→ QUOTED TEXT:
>> Start

For the Equal Rights Division to give preclusive effect to an EEOC investigation result and to dismiss a complaint on that basis without providing an opportunity for hearing would be improper as a matter of law. This is because EEOC investigations are ex parte. They do not allow for any form of confrontation or examination of adverse witnesses and they are not, standing alone, sufficient to satisfy the requirements of due process. Banty v. Dings Co. Magnetic Group (LIRC, 07/31/12).
The Equal Rights Division and the EEOC have a work-sharing agreement which provides for the cross-filing of complaints. Section DWD 218.03(5), Wis. Admin. Code, provides that when a complaint is deferred to the ERD by the EEOC, it is considered “filed” with the ERD when it is received by the deferring agency. Aldrich v. LIRC, 2012 WI 53, 341 Wis. 2d 36, 814 N.W.2d 433.
The administrative rules of the Equal Rights Division provide that a complaint may be filed in person at any Division office, or that it may be mailed to one of two specified Division offices. Other possible methods of filing a complaint are not permitted. A complaint may not be filed by fax, absent an administrative rule expressly allowing such filings. Hinsa v. Ponsse USA (LIRC, 08/05/05).
The Personnel Commission has the discretion to reject a complaint under certain circumstances. Sec. 111.39(1), Wis. Stats., provides that a complaint of discrimination “may” be received and investigated if it is filed no more than 300 days after the alleged discrimination occurred. A quasi-judicial administrative agency must be viewed as having some ability to limit access by individuals who have abused the legal process in the past. To conclude otherwise would allow one individual to paralyze the operation of the Commission, in light of its finite resources. Balele v. DOA, et al. (Wis. Pers. Comm’n, 07/31/02).

>> End

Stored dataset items
>> Start

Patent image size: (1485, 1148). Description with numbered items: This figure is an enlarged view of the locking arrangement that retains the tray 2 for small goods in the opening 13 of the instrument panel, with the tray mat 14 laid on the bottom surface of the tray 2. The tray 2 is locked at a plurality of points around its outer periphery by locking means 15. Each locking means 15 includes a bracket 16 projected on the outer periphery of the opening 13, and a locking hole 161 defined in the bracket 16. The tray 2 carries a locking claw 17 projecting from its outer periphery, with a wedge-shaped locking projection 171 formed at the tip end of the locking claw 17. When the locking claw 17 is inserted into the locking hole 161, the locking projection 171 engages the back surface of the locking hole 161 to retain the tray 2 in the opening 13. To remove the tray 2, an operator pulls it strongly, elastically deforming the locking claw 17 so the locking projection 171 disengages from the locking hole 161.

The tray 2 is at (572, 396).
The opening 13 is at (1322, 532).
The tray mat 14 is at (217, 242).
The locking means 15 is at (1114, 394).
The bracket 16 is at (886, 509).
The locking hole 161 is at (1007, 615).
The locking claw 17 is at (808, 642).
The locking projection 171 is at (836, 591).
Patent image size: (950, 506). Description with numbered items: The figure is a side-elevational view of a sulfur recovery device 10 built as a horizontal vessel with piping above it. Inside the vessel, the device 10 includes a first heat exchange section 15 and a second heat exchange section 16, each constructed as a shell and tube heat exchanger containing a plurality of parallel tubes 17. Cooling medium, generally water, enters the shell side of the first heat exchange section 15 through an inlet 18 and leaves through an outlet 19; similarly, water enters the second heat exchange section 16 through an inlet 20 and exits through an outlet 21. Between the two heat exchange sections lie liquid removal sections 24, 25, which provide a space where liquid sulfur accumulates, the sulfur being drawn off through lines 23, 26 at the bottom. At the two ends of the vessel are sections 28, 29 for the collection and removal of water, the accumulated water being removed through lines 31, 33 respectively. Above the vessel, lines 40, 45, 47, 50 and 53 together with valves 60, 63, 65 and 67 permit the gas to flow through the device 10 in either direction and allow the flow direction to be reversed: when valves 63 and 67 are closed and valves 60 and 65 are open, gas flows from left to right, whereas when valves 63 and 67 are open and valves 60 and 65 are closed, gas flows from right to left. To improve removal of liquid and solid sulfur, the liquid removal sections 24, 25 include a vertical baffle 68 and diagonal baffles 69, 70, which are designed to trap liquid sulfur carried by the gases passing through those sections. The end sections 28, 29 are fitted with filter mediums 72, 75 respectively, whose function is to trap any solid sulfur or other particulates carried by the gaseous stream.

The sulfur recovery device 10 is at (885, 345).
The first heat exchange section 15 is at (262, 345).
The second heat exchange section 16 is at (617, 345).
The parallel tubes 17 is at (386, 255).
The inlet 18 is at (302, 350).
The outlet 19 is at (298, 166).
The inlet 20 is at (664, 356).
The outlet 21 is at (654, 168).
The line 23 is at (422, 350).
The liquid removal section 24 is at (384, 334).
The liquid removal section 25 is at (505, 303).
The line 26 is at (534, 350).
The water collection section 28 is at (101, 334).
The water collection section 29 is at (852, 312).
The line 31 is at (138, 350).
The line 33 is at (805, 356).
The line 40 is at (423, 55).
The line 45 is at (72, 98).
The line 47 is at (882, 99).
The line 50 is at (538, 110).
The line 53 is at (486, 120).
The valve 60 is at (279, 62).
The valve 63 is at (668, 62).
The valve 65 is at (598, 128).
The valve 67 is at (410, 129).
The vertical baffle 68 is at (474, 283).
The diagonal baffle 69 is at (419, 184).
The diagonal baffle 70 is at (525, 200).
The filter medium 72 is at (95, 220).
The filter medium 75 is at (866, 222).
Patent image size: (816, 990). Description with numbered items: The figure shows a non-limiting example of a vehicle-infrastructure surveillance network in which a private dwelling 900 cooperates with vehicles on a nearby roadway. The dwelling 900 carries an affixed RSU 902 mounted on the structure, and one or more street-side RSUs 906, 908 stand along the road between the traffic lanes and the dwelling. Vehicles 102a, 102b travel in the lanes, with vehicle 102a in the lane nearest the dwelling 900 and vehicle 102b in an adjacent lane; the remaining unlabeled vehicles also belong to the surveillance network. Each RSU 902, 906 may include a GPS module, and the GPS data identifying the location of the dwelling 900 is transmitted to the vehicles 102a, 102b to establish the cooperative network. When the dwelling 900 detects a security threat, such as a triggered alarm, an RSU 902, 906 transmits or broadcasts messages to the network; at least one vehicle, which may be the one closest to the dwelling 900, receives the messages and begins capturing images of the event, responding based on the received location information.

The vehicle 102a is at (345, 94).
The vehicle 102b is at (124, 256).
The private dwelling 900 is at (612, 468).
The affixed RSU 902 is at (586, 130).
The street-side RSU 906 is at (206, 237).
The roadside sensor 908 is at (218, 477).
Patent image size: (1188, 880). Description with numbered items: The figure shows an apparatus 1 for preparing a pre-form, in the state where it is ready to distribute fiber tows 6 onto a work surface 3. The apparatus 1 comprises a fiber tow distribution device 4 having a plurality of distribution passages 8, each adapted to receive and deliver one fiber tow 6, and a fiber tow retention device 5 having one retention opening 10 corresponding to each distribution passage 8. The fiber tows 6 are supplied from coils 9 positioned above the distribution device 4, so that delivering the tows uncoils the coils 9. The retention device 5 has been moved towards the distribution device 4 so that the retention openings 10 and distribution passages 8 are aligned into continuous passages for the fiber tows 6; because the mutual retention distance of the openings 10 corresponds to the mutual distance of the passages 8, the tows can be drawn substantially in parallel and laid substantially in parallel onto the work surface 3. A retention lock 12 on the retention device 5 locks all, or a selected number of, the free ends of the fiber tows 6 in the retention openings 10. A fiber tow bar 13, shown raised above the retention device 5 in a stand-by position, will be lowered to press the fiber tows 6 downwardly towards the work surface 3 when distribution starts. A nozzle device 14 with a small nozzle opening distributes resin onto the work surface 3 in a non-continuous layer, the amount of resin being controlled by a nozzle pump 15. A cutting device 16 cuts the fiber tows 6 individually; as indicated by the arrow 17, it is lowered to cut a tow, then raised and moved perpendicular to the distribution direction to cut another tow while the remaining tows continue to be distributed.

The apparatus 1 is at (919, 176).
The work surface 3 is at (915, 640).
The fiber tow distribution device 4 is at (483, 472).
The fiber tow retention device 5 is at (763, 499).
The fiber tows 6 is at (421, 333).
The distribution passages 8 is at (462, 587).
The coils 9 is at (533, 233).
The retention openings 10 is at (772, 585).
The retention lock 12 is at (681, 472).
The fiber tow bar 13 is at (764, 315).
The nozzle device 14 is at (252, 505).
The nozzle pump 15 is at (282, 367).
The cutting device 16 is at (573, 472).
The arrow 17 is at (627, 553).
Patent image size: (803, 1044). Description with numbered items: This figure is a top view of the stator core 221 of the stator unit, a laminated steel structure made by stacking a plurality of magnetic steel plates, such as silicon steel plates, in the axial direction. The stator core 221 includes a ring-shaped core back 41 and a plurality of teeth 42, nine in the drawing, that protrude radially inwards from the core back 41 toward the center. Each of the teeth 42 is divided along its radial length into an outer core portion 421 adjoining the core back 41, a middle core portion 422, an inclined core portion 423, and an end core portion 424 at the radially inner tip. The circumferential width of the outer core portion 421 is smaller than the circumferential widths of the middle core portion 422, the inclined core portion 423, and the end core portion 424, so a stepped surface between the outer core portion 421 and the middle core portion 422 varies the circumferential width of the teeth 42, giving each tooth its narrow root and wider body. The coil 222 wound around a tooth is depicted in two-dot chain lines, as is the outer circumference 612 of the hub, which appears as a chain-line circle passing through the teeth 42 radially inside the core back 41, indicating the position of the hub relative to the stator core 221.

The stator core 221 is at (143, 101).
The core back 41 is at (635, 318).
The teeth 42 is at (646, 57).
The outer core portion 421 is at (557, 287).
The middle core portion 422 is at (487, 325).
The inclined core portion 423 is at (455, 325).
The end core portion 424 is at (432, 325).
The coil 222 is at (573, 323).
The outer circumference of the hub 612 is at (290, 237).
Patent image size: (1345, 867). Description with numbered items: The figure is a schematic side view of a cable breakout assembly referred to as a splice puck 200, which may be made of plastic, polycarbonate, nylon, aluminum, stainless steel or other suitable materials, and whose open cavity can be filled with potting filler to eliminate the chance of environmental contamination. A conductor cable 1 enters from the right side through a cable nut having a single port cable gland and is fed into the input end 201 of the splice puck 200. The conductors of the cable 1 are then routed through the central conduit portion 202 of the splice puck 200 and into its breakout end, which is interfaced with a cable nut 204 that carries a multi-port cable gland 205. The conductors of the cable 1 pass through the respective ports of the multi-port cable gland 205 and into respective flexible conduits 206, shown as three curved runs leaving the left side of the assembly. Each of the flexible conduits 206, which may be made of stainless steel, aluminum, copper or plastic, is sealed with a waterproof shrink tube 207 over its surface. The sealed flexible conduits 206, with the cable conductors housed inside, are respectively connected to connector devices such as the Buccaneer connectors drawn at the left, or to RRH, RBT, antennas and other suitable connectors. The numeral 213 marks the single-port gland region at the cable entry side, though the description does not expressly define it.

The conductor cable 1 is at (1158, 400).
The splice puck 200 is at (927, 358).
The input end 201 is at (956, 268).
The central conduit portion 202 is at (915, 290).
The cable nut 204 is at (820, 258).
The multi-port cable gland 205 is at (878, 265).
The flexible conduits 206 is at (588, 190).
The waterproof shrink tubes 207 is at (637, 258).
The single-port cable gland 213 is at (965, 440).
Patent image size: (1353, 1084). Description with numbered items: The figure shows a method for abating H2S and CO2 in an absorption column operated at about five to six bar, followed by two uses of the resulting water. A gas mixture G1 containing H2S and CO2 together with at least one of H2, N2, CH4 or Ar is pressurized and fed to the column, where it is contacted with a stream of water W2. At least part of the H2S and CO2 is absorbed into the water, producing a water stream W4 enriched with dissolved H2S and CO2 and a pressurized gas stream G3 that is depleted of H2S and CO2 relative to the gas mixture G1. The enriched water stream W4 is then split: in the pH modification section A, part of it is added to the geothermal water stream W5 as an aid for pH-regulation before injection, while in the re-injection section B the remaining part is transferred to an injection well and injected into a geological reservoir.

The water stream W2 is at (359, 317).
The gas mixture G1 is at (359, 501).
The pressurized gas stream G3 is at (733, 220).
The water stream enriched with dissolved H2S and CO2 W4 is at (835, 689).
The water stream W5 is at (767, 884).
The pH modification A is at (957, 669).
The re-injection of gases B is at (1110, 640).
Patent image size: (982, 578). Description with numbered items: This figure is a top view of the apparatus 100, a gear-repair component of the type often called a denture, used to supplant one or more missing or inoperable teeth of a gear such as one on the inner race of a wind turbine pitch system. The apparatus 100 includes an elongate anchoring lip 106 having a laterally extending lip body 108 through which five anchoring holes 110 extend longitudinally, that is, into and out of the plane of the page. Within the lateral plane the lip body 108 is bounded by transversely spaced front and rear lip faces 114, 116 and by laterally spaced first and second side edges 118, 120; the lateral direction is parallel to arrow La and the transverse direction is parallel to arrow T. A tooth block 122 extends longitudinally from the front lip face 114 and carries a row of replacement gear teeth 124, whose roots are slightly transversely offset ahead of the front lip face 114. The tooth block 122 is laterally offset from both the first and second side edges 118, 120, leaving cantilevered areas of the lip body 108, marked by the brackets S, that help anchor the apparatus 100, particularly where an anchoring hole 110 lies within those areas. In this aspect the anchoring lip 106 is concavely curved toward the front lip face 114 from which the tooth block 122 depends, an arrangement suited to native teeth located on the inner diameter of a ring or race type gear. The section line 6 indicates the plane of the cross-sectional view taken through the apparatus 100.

>> End

Using the case summaries on discrimination complaints, mark each statement yes or no and quote the words that decide it: 1. A complaint may be filed with the Equal Rights Division by fax. 2. EEOC investigations allow examination of adverse witnesses. 3. A complaint deferred to the ERD by the EEOC counts as filed when the deferring agency receives it. Nothing in the records is needed for this work.

1. No: "A complaint may not be filed by fax, absent an administrative rule expressly allowing such filings."
2. No: "They do not allow for any form of confrontation or examination of adverse witnesses"
3. Yes: "it is considered “filed” with the ERD when it is received by the deferring agency."